══ GIVEN INFORMATION

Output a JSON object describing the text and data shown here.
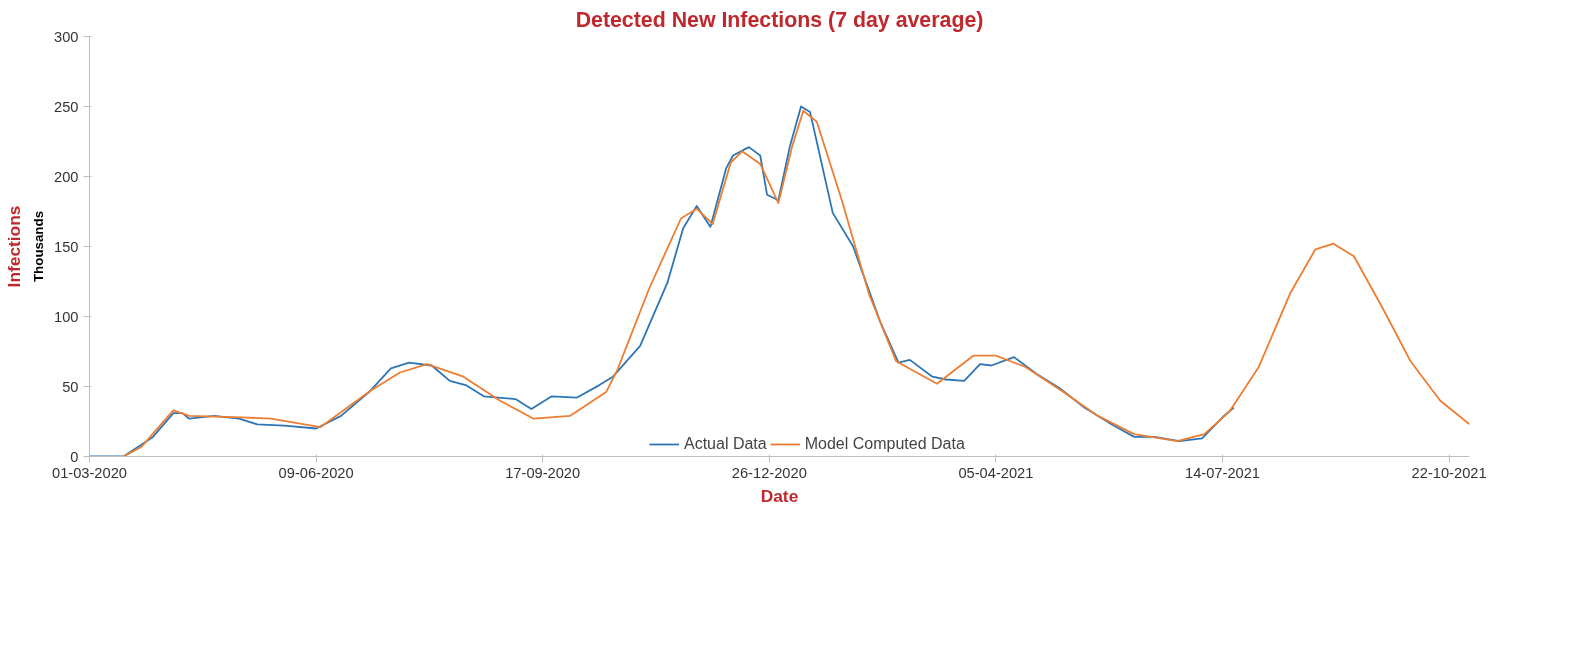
{
  "chart_data": {
    "type": "line",
    "title": "Detected New Infections (7 day average)",
    "xlabel": "Date",
    "ylabel": "Infections",
    "annotations": [
      "Thousands"
    ],
    "xlim": [
      "2020-03-01",
      "2021-10-31"
    ],
    "ylim": [
      0,
      300
    ],
    "xticks": [
      {
        "value": "2020-03-01",
        "label": "01-03-2020"
      },
      {
        "value": "2020-06-09",
        "label": "09-06-2020"
      },
      {
        "value": "2020-09-17",
        "label": "17-09-2020"
      },
      {
        "value": "2020-12-26",
        "label": "26-12-2020"
      },
      {
        "value": "2021-04-05",
        "label": "05-04-2021"
      },
      {
        "value": "2021-07-14",
        "label": "14-07-2021"
      },
      {
        "value": "2021-10-22",
        "label": "22-10-2021"
      }
    ],
    "yticks": [
      0,
      50,
      100,
      150,
      200,
      250,
      300
    ],
    "grid": false,
    "legend": "bottom",
    "marker": "none",
    "line_style": "solid",
    "series": [
      {
        "name": "Actual Data",
        "color": "#2e75b6",
        "x": [
          "2020-03-01",
          "2020-03-16",
          "2020-03-29",
          "2020-04-07",
          "2020-04-11",
          "2020-04-14",
          "2020-04-25",
          "2020-05-06",
          "2020-05-14",
          "2020-05-26",
          "2020-06-09",
          "2020-06-20",
          "2020-07-03",
          "2020-07-12",
          "2020-07-20",
          "2020-07-30",
          "2020-08-07",
          "2020-08-14",
          "2020-08-22",
          "2020-09-05",
          "2020-09-12",
          "2020-09-21",
          "2020-10-02",
          "2020-10-12",
          "2020-10-18",
          "2020-10-30",
          "2020-11-11",
          "2020-11-18",
          "2020-11-24",
          "2020-11-30",
          "2020-12-07",
          "2020-12-10",
          "2020-12-17",
          "2020-12-22",
          "2020-12-25",
          "2020-12-30",
          "2021-01-04",
          "2021-01-09",
          "2021-01-13",
          "2021-01-23",
          "2021-02-01",
          "2021-02-13",
          "2021-02-21",
          "2021-02-26",
          "2021-03-08",
          "2021-03-14",
          "2021-03-22",
          "2021-03-29",
          "2021-04-03",
          "2021-04-13",
          "2021-04-23",
          "2021-05-03",
          "2021-05-14",
          "2021-05-26",
          "2021-06-05",
          "2021-06-14",
          "2021-06-25",
          "2021-07-05",
          "2021-07-14",
          "2021-07-19"
        ],
        "values": [
          0,
          0,
          14,
          31,
          31,
          27,
          29,
          27,
          23,
          22,
          20,
          29,
          47,
          63,
          67,
          65,
          54,
          51,
          43,
          41,
          34,
          43,
          42,
          51,
          57,
          79,
          124,
          163,
          179,
          164,
          206,
          215,
          221,
          215,
          187,
          183,
          221,
          250,
          246,
          174,
          150,
          96,
          67,
          69,
          57,
          55,
          54,
          66,
          65,
          71,
          59,
          49,
          35,
          23,
          14,
          14,
          11,
          13,
          28,
          35
        ]
      },
      {
        "name": "Model Computed Data",
        "color": "#ed7d31",
        "x": [
          "2020-03-16",
          "2020-03-24",
          "2020-04-07",
          "2020-04-14",
          "2020-05-07",
          "2020-05-20",
          "2020-06-11",
          "2020-07-03",
          "2020-07-16",
          "2020-07-28",
          "2020-08-13",
          "2020-08-29",
          "2020-09-13",
          "2020-09-29",
          "2020-10-15",
          "2020-10-20",
          "2020-11-03",
          "2020-11-17",
          "2020-11-24",
          "2020-12-01",
          "2020-12-09",
          "2020-12-14",
          "2020-12-22",
          "2020-12-30",
          "2021-01-05",
          "2021-01-10",
          "2021-01-16",
          "2021-01-27",
          "2021-02-08",
          "2021-02-20",
          "2021-03-10",
          "2021-03-26",
          "2021-04-05",
          "2021-04-18",
          "2021-05-04",
          "2021-05-20",
          "2021-06-05",
          "2021-06-24",
          "2021-07-06",
          "2021-07-17",
          "2021-07-30",
          "2021-08-13",
          "2021-08-24",
          "2021-09-01",
          "2021-09-10",
          "2021-09-23",
          "2021-10-05",
          "2021-10-18",
          "2021-10-31"
        ],
        "values": [
          0,
          7,
          33,
          29,
          28,
          27,
          21,
          47,
          60,
          66,
          57,
          40,
          27,
          29,
          46,
          62,
          120,
          170,
          177,
          166,
          210,
          218,
          209,
          181,
          221,
          247,
          239,
          183,
          116,
          68,
          52,
          72,
          72,
          64,
          47,
          29,
          16,
          11,
          16,
          32,
          64,
          117,
          148,
          152,
          143,
          105,
          68,
          40,
          23
        ]
      }
    ]
  }
}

════

◆ GIVEN REQUEST ◆
Each record should be quoted exactly, with the images omitted.

◆ ANSWER TO THIS PROBLEM ◆
Output a JSON object describing the text and data shown here.
{
  "chart_data": {
    "type": "line",
    "title": "Detected New Infections (7 day average)",
    "xlabel": "Date",
    "ylabel": "Infections",
    "annotations": [
      "Thousands"
    ],
    "xlim": [
      "2020-03-01",
      "2021-10-31"
    ],
    "ylim": [
      0,
      300
    ],
    "xticks": [
      {
        "value": "2020-03-01",
        "label": "01-03-2020"
      },
      {
        "value": "2020-06-09",
        "label": "09-06-2020"
      },
      {
        "value": "2020-09-17",
        "label": "17-09-2020"
      },
      {
        "value": "2020-12-26",
        "label": "26-12-2020"
      },
      {
        "value": "2021-04-05",
        "label": "05-04-2021"
      },
      {
        "value": "2021-07-14",
        "label": "14-07-2021"
      },
      {
        "value": "2021-10-22",
        "label": "22-10-2021"
      }
    ],
    "yticks": [
      0,
      50,
      100,
      150,
      200,
      250,
      300
    ],
    "grid": false,
    "legend": "bottom",
    "marker": "none",
    "line_style": "solid",
    "series": [
      {
        "name": "Actual Data",
        "color": "#2e75b6",
        "x": [
          "2020-03-01",
          "2020-03-16",
          "2020-03-29",
          "2020-04-07",
          "2020-04-11",
          "2020-04-14",
          "2020-04-25",
          "2020-05-06",
          "2020-05-14",
          "2020-05-26",
          "2020-06-09",
          "2020-06-20",
          "2020-07-03",
          "2020-07-12",
          "2020-07-20",
          "2020-07-30",
          "2020-08-07",
          "2020-08-14",
          "2020-08-22",
          "2020-09-05",
          "2020-09-12",
          "2020-09-21",
          "2020-10-02",
          "2020-10-12",
          "2020-10-18",
          "2020-10-30",
          "2020-11-11",
          "2020-11-18",
          "2020-11-24",
          "2020-11-30",
          "2020-12-07",
          "2020-12-10",
          "2020-12-17",
          "2020-12-22",
          "2020-12-25",
          "2020-12-30",
          "2021-01-04",
          "2021-01-09",
          "2021-01-13",
          "2021-01-23",
          "2021-02-01",
          "2021-02-13",
          "2021-02-21",
          "2021-02-26",
          "2021-03-08",
          "2021-03-14",
          "2021-03-22",
          "2021-03-29",
          "2021-04-03",
          "2021-04-13",
          "2021-04-23",
          "2021-05-03",
          "2021-05-14",
          "2021-05-26",
          "2021-06-05",
          "2021-06-14",
          "2021-06-25",
          "2021-07-05",
          "2021-07-14",
          "2021-07-19"
        ],
        "values": [
          0,
          0,
          14,
          31,
          31,
          27,
          29,
          27,
          23,
          22,
          20,
          29,
          47,
          63,
          67,
          65,
          54,
          51,
          43,
          41,
          34,
          43,
          42,
          51,
          57,
          79,
          124,
          163,
          179,
          164,
          206,
          215,
          221,
          215,
          187,
          183,
          221,
          250,
          246,
          174,
          150,
          96,
          67,
          69,
          57,
          55,
          54,
          66,
          65,
          71,
          59,
          49,
          35,
          23,
          14,
          14,
          11,
          13,
          28,
          35
        ]
      },
      {
        "name": "Model Computed Data",
        "color": "#ed7d31",
        "x": [
          "2020-03-16",
          "2020-03-24",
          "2020-04-07",
          "2020-04-14",
          "2020-05-07",
          "2020-05-20",
          "2020-06-11",
          "2020-07-03",
          "2020-07-16",
          "2020-07-28",
          "2020-08-13",
          "2020-08-29",
          "2020-09-13",
          "2020-09-29",
          "2020-10-15",
          "2020-10-20",
          "2020-11-03",
          "2020-11-17",
          "2020-11-24",
          "2020-12-01",
          "2020-12-09",
          "2020-12-14",
          "2020-12-22",
          "2020-12-30",
          "2021-01-05",
          "2021-01-10",
          "2021-01-16",
          "2021-01-27",
          "2021-02-08",
          "2021-02-20",
          "2021-03-10",
          "2021-03-26",
          "2021-04-05",
          "2021-04-18",
          "2021-05-04",
          "2021-05-20",
          "2021-06-05",
          "2021-06-24",
          "2021-07-06",
          "2021-07-17",
          "2021-07-30",
          "2021-08-13",
          "2021-08-24",
          "2021-09-01",
          "2021-09-10",
          "2021-09-23",
          "2021-10-05",
          "2021-10-18",
          "2021-10-31"
        ],
        "values": [
          0,
          7,
          33,
          29,
          28,
          27,
          21,
          47,
          60,
          66,
          57,
          40,
          27,
          29,
          46,
          62,
          120,
          170,
          177,
          166,
          210,
          218,
          209,
          181,
          221,
          247,
          239,
          183,
          116,
          68,
          52,
          72,
          72,
          64,
          47,
          29,
          16,
          11,
          16,
          32,
          64,
          117,
          148,
          152,
          143,
          105,
          68,
          40,
          23
        ]
      }
    ]
  }
}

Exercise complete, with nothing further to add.